▶ DATASET EXCERPTS
────────────────────────────────────────

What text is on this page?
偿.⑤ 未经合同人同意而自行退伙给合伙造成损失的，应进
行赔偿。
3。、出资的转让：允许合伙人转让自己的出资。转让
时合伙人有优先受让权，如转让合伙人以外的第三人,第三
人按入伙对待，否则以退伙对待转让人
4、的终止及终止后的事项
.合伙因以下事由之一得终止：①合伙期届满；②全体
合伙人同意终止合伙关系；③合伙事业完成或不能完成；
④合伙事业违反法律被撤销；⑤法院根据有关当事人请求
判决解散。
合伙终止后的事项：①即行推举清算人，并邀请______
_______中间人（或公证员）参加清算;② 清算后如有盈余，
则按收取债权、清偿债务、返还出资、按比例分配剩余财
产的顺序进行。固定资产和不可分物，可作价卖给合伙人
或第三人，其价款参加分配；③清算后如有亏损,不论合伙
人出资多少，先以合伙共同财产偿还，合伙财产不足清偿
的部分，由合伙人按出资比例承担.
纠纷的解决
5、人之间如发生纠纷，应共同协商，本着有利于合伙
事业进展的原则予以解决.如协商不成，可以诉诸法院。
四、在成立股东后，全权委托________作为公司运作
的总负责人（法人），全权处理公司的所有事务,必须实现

────────────────────────────────────────

▶ WHAT YOU NEED TO DO
Your task is to retype all the records above with nothing left out.

▶ SOLUTION FOR THIS PROBLEM
What text is on this page?
偿.⑤ 未经合同人同意而自行退伙给合伙造成损失的，应进
行赔偿。
3。、出资的转让：允许合伙人转让自己的出资。转让
时合伙人有优先受让权，如转让合伙人以外的第三人,第三
人按入伙对待，否则以退伙对待转让人
4、的终止及终止后的事项
.合伙因以下事由之一得终止：①合伙期届满；②全体
合伙人同意终止合伙关系；③合伙事业完成或不能完成；
④合伙事业违反法律被撤销；⑤法院根据有关当事人请求
判决解散。
合伙终止后的事项：①即行推举清算人，并邀请______
_______中间人（或公证员）参加清算;② 清算后如有盈余，
则按收取债权、清偿债务、返还出资、按比例分配剩余财
产的顺序进行。固定资产和不可分物，可作价卖给合伙人
或第三人，其价款参加分配；③清算后如有亏损,不论合伙
人出资多少，先以合伙共同财产偿还，合伙财产不足清偿
的部分，由合伙人按出资比例承担.
纠纷的解决
5、人之间如发生纠纷，应共同协商，本着有利于合伙
事业进展的原则予以解决.如协商不成，可以诉诸法院。
四、在成立股东后，全权委托________作为公司运作
的总负责人（法人），全权处理公司的所有事务,必须实现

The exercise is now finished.